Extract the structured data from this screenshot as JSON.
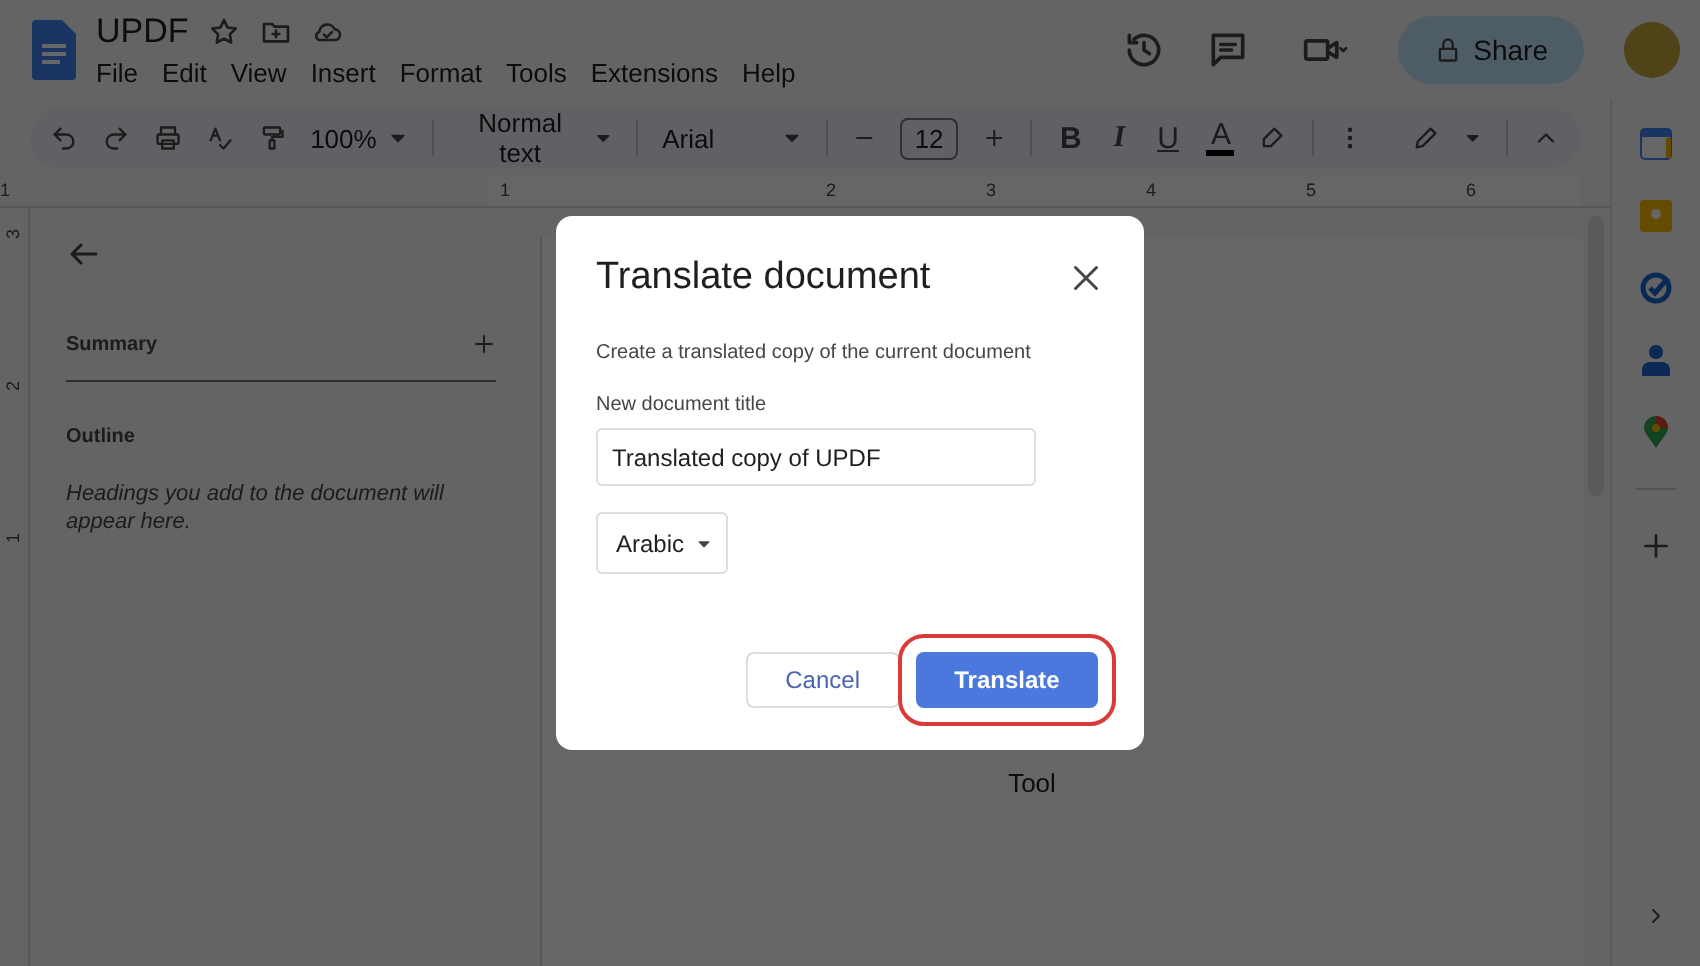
{
  "document": {
    "title": "UPDF"
  },
  "menu": [
    "File",
    "Edit",
    "View",
    "Insert",
    "Format",
    "Tools",
    "Extensions",
    "Help"
  ],
  "share_button": {
    "label": "Share"
  },
  "toolbar": {
    "zoom": "100%",
    "style": "Normal text",
    "font": "Arial",
    "font_size": "12",
    "format_buttons": [
      "B",
      "I",
      "U",
      "A"
    ]
  },
  "ruler": {
    "horizontal": [
      "1",
      "1",
      "2",
      "3",
      "4",
      "5",
      "6"
    ],
    "vertical": [
      "3",
      "2",
      "1"
    ]
  },
  "outline_panel": {
    "summary_label": "Summary",
    "outline_label": "Outline",
    "outline_hint": "Headings you add to the document will appear here."
  },
  "page": {
    "text": "Tool"
  },
  "dialog": {
    "title": "Translate document",
    "description": "Create a translated copy of the current document",
    "field_label": "New document title",
    "title_value": "Translated copy of UPDF",
    "language": "Arabic",
    "buttons": [
      {
        "label": "Cancel",
        "kind": "secondary",
        "highlighted": false
      },
      {
        "label": "Translate",
        "kind": "primary",
        "highlighted": true
      }
    ]
  }
}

(Written exercise):
Copy each line above that contains the string "document".

(Result of this task):
  "document": {
    "outline_hint": "Headings you add to the document will appear here."
    "title": "Translate document",
    "description": "Create a translated copy of the current document",
    "field_label": "New document title",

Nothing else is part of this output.